Source data
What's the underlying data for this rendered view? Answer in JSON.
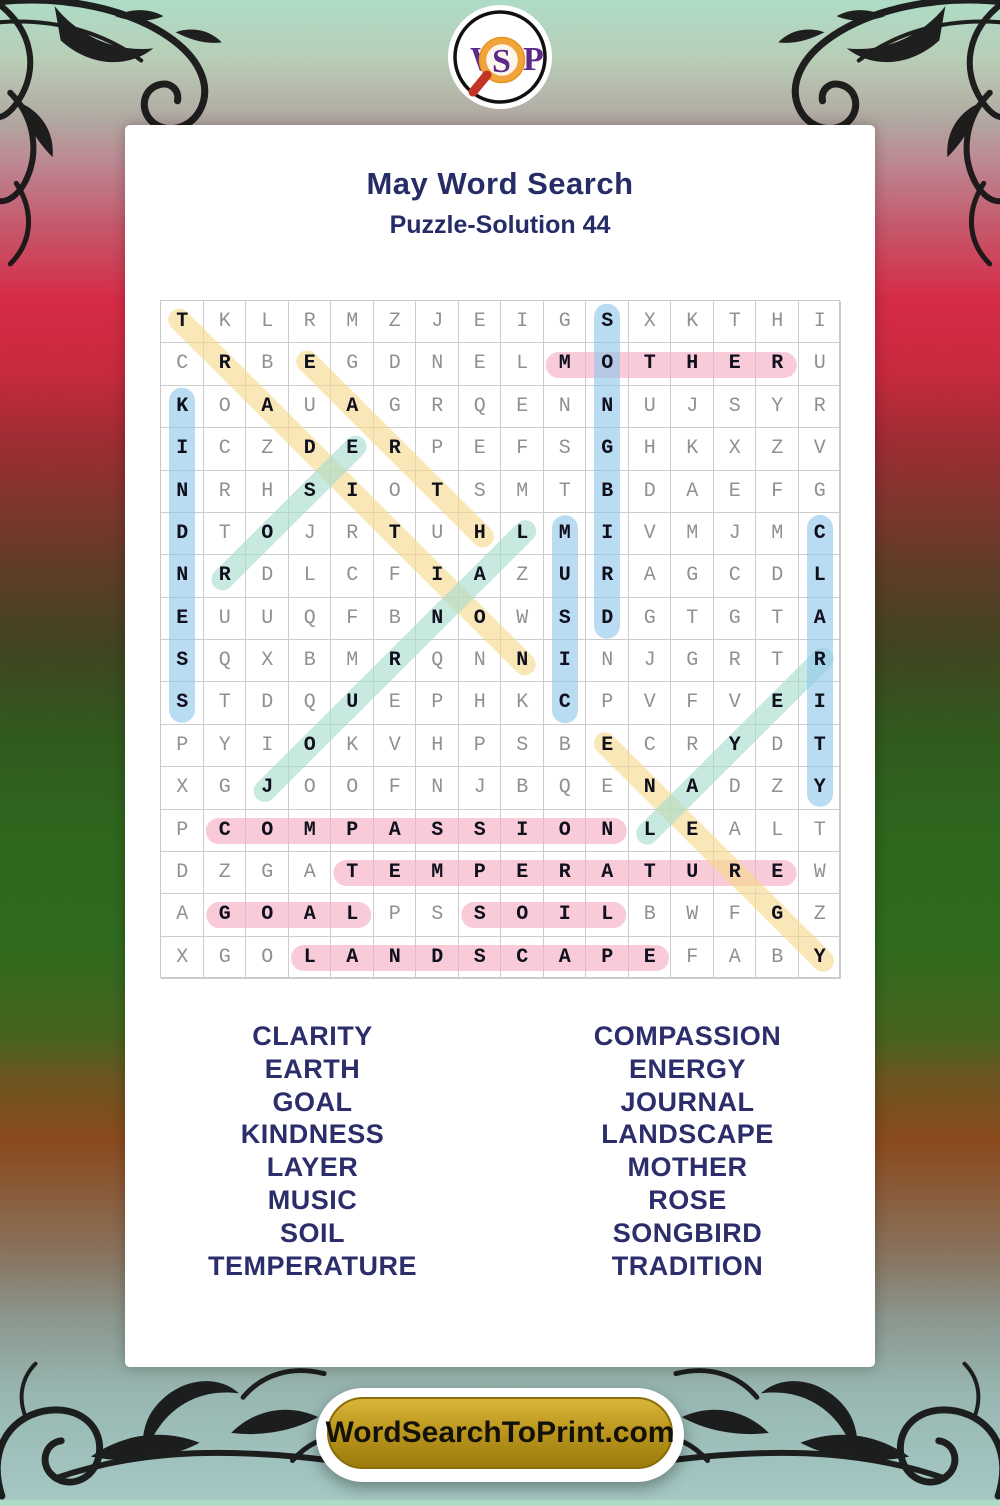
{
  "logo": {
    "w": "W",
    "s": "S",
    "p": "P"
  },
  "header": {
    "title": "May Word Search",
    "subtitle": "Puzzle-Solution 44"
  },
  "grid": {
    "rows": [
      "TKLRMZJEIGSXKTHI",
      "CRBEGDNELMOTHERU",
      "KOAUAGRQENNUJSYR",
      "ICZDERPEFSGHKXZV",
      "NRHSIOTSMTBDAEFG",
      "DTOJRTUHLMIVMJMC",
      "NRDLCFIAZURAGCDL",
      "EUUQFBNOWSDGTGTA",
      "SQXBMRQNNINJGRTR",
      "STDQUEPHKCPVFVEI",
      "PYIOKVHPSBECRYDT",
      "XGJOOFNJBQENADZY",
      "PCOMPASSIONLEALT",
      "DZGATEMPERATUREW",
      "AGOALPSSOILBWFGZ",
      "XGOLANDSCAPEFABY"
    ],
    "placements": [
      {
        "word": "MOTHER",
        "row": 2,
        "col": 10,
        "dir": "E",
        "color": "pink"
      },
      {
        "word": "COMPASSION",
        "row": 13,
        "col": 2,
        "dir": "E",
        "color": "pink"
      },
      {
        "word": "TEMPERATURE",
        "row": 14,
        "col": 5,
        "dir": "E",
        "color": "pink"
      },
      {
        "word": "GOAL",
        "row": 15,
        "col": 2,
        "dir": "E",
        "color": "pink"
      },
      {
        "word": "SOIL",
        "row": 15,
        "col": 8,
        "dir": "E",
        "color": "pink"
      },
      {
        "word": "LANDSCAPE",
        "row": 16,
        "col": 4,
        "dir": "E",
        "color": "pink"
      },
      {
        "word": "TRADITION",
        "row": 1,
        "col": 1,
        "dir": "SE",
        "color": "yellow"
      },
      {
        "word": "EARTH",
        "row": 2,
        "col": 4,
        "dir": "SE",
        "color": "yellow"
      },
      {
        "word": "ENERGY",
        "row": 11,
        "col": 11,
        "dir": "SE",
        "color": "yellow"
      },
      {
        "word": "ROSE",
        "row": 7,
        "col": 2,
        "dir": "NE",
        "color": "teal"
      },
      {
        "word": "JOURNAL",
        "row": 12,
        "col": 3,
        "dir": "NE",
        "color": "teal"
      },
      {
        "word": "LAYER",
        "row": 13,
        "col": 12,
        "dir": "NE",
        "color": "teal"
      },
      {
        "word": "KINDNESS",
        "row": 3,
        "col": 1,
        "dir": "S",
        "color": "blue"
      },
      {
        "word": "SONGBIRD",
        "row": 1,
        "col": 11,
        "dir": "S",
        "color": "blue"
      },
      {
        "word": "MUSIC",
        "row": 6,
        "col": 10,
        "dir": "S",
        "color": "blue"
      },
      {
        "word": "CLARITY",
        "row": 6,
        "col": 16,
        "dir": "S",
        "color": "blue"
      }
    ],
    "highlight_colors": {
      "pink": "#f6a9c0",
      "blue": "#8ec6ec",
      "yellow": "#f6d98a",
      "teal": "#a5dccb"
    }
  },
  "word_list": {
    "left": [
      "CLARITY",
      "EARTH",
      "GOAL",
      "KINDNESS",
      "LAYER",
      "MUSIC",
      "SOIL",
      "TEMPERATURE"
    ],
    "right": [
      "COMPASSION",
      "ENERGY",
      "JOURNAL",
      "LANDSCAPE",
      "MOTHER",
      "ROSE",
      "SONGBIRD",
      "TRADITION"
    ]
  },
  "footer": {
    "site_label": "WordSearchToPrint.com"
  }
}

==

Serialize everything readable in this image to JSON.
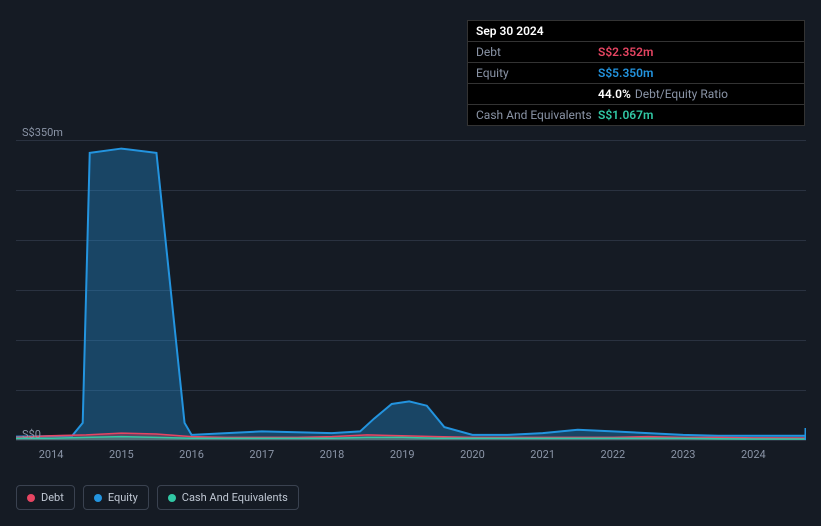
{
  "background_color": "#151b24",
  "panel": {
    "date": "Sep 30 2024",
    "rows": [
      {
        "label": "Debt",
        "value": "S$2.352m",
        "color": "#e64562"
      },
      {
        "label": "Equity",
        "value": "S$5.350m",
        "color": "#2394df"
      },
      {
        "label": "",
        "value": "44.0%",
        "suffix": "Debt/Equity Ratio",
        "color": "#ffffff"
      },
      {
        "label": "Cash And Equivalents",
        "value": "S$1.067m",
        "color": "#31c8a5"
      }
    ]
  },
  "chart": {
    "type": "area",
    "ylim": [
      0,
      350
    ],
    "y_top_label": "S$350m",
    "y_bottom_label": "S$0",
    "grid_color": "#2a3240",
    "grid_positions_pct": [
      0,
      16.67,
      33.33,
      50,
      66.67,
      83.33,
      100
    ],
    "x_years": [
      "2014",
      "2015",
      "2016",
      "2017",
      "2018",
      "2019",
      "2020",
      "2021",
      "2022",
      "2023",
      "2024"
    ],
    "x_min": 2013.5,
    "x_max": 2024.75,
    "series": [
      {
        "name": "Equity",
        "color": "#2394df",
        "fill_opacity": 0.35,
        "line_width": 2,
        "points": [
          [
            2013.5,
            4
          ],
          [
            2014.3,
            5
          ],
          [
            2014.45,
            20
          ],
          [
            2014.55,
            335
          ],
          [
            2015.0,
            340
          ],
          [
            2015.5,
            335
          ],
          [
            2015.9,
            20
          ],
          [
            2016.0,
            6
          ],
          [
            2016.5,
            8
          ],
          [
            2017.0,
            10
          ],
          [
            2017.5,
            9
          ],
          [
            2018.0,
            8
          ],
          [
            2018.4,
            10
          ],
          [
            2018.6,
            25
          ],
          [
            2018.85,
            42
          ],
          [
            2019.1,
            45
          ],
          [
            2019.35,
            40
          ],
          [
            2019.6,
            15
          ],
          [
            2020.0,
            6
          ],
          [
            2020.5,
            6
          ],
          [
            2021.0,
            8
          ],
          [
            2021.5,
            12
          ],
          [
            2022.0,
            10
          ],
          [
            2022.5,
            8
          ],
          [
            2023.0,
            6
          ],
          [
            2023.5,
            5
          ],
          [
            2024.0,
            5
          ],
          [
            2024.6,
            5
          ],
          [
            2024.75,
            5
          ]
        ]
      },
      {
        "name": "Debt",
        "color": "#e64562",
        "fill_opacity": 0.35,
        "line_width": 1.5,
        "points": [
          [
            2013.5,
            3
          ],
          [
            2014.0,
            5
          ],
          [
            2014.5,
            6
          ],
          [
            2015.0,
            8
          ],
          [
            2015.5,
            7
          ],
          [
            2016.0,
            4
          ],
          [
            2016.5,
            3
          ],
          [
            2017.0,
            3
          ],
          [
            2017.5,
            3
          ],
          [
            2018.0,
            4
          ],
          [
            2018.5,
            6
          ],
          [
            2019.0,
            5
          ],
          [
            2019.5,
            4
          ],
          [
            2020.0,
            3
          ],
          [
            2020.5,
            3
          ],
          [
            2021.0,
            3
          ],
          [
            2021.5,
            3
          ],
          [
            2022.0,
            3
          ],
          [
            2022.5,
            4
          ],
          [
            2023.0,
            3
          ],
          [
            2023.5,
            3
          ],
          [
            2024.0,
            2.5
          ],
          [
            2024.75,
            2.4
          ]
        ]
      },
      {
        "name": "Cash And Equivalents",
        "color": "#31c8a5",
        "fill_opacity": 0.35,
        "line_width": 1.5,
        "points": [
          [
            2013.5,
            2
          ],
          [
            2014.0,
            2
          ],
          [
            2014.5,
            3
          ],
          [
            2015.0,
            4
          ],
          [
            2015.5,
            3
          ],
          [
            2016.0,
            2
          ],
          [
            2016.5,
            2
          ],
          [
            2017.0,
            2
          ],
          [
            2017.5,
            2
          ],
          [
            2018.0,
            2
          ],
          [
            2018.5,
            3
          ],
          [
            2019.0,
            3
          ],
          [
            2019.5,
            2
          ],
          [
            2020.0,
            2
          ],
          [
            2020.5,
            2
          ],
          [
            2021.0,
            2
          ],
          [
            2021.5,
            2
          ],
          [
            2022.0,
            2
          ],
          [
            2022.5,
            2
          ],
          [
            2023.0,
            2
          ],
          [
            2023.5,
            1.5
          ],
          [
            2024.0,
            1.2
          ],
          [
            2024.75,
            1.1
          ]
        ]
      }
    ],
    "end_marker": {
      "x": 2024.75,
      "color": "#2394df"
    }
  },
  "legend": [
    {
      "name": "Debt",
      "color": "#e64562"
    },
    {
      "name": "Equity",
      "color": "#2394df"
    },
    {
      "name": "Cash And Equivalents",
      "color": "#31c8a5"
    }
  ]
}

Task description = From the data, pick out every line that includes "JSON".

Solution for this exercise =
What's the underlying data for this rendered view? Answer in JSON.
Serialize everything readable in this image to JSON.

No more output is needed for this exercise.